- [OBJECTIVE]: Reproduce the data below in full and exclude every picture.
'''
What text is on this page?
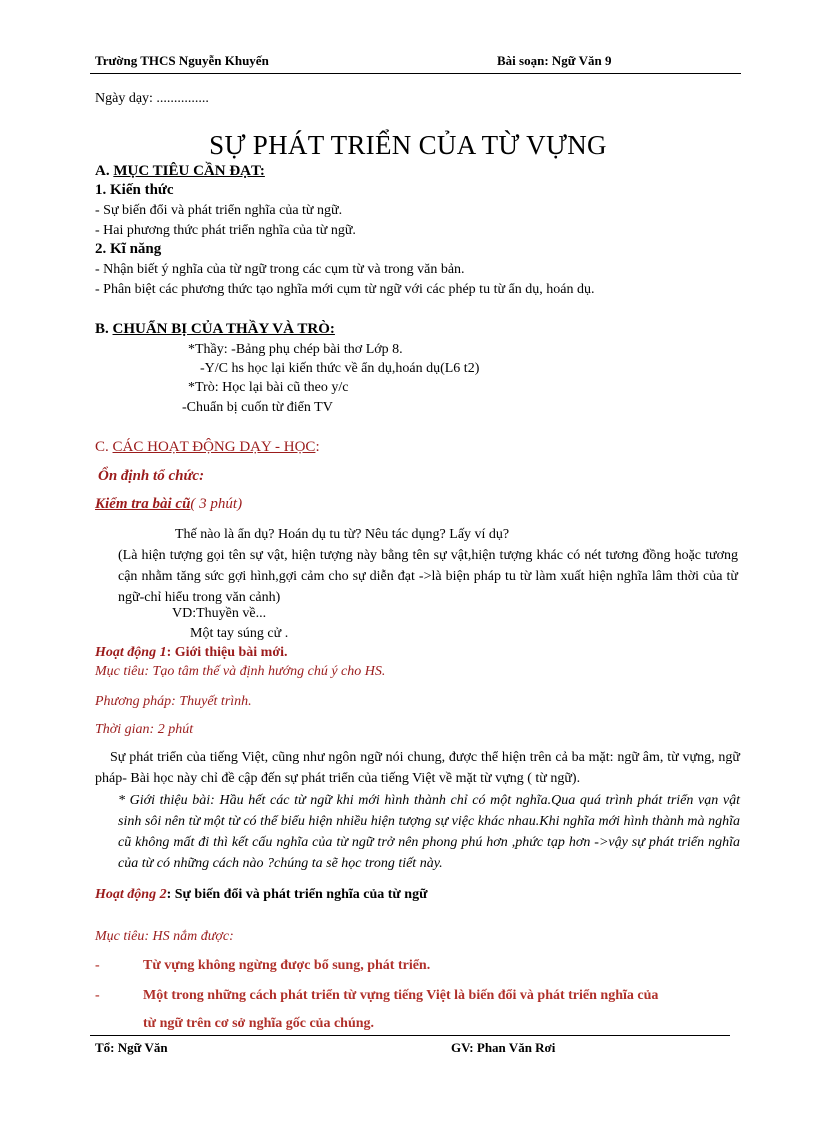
Trường THCS Nguyễn Khuyến	Bài soạn: Ngữ Văn 9
Ngày dạy: ...............
SỰ PHÁT TRIỂN CỦA TỪ VỰNG
A. MỤC TIÊU CẦN ĐẠT:
1. Kiến thức
- Sự biến đổi và phát triển nghĩa của từ ngữ.
- Hai phương thức phát triển nghĩa của từ ngữ.
2. Kĩ năng
- Nhận biết ý nghĩa của từ ngữ trong các cụm từ và trong văn bản.
- Phân biệt các phương thức tạo nghĩa mới cụm từ ngữ với các phép tu từ ẩn dụ, hoán dụ.
B. CHUẨN BỊ CỦA THẦY VÀ TRÒ:
*Thầy: -Bảng phụ chép bài thơ Lớp 8.
-Y/C hs học lại kiến thức về ẩn dụ,hoán dụ(L6 t2)
*Trò: Học lại bài cũ theo y/c
-Chuẩn bị cuốn từ điển TV
C. CÁC HOẠT ĐỘNG DẠY - HỌC:
Ổn định tổ chức:
Kiểm tra bài cũ( 3 phút)
Thế nào là ẩn dụ? Hoán dụ tu từ? Nêu tác dụng? Lấy ví dụ?
(Là hiện tượng gọi tên sự vật, hiện tượng này bằng tên sự vật,hiện tượng khác có nét tương đồng hoặc tương cận nhằm tăng sức gợi hình,gợi cảm cho sự diễn đạt ->là biện pháp tu từ làm xuất hiện nghĩa lâm thời của từ ngữ-chỉ hiểu trong văn cảnh)
VD:Thuyền về...
Một tay súng cử .
Hoạt động 1: Giới thiệu bài mới.
Mục tiêu: Tạo tâm thế và định hướng chú ý cho HS.
Phương pháp: Thuyết trình.
Thời gian: 2 phút
Sự phát triển của tiếng Việt, cũng như ngôn ngữ nói chung, được thể hiện trên cả ba mặt: ngữ âm, từ vựng, ngữ pháp- Bài học này chỉ đề cập đến sự phát triển của tiếng Việt về mặt từ vựng ( từ ngữ).
* Giới thiệu bài: Hầu hết các từ ngữ khi mới hình thành chỉ có một nghĩa.Qua quá trình phát triển vạn vật sinh sôi nên từ một từ có thể biểu hiện nhiều hiện tượng sự việc khác nhau.Khi nghĩa mới hình thành mà nghĩa cũ không mất đi thì kết cấu nghĩa của từ ngữ trở nên phong phú hơn ,phức tạp hơn ->vậy sự phát triển nghĩa của từ có những cách nào ?chúng ta sẽ học trong tiết này.
Hoạt động 2: Sự biến đổi và phát triển nghĩa của từ ngữ
Mục tiêu: HS nắm được:
-	Từ vựng không ngừng được bổ sung, phát triển.
-	Một trong những cách phát triển từ vựng tiếng Việt là biến đổi và phát triển nghĩa của
từ ngữ trên cơ sở nghĩa gốc của chúng.
Tổ: Ngữ Văn	GV: Phan Văn Rơi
'''
- [RESPONSE TO THIS TASK]:
What text is on this page?
Trường THCS Nguyễn Khuyến	Bài soạn: Ngữ Văn 9
Ngày dạy: ...............
SỰ PHÁT TRIỂN CỦA TỪ VỰNG
A. MỤC TIÊU CẦN ĐẠT:
1. Kiến thức
- Sự biến đổi và phát triển nghĩa của từ ngữ.
- Hai phương thức phát triển nghĩa của từ ngữ.
2. Kĩ năng
- Nhận biết ý nghĩa của từ ngữ trong các cụm từ và trong văn bản.
- Phân biệt các phương thức tạo nghĩa mới cụm từ ngữ với các phép tu từ ẩn dụ, hoán dụ.
B. CHUẨN BỊ CỦA THẦY VÀ TRÒ:
*Thầy: -Bảng phụ chép bài thơ Lớp 8.
-Y/C hs học lại kiến thức về ẩn dụ,hoán dụ(L6 t2)
*Trò: Học lại bài cũ theo y/c
-Chuẩn bị cuốn từ điển TV
C. CÁC HOẠT ĐỘNG DẠY - HỌC:
Ổn định tổ chức:
Kiểm tra bài cũ( 3 phút)
Thế nào là ẩn dụ? Hoán dụ tu từ? Nêu tác dụng? Lấy ví dụ?
(Là hiện tượng gọi tên sự vật, hiện tượng này bằng tên sự vật,hiện tượng khác có nét tương đồng hoặc tương cận nhằm tăng sức gợi hình,gợi cảm cho sự diễn đạt ->là biện pháp tu từ làm xuất hiện nghĩa lâm thời của từ ngữ-chỉ hiểu trong văn cảnh)
VD:Thuyền về...
Một tay súng cử .
Hoạt động 1: Giới thiệu bài mới.
Mục tiêu: Tạo tâm thế và định hướng chú ý cho HS.
Phương pháp: Thuyết trình.
Thời gian: 2 phút
Sự phát triển của tiếng Việt, cũng như ngôn ngữ nói chung, được thể hiện trên cả ba mặt: ngữ âm, từ vựng, ngữ pháp- Bài học này chỉ đề cập đến sự phát triển của tiếng Việt về mặt từ vựng ( từ ngữ).
* Giới thiệu bài: Hầu hết các từ ngữ khi mới hình thành chỉ có một nghĩa.Qua quá trình phát triển vạn vật sinh sôi nên từ một từ có thể biểu hiện nhiều hiện tượng sự việc khác nhau.Khi nghĩa mới hình thành mà nghĩa cũ không mất đi thì kết cấu nghĩa của từ ngữ trở nên phong phú hơn ,phức tạp hơn ->vậy sự phát triển nghĩa của từ có những cách nào ?chúng ta sẽ học trong tiết này.
Hoạt động 2: Sự biến đổi và phát triển nghĩa của từ ngữ
Mục tiêu: HS nắm được:
-	Từ vựng không ngừng được bổ sung, phát triển.
-	Một trong những cách phát triển từ vựng tiếng Việt là biến đổi và phát triển nghĩa của
từ ngữ trên cơ sở nghĩa gốc của chúng.
Tổ: Ngữ Văn	GV: Phan Văn Rơi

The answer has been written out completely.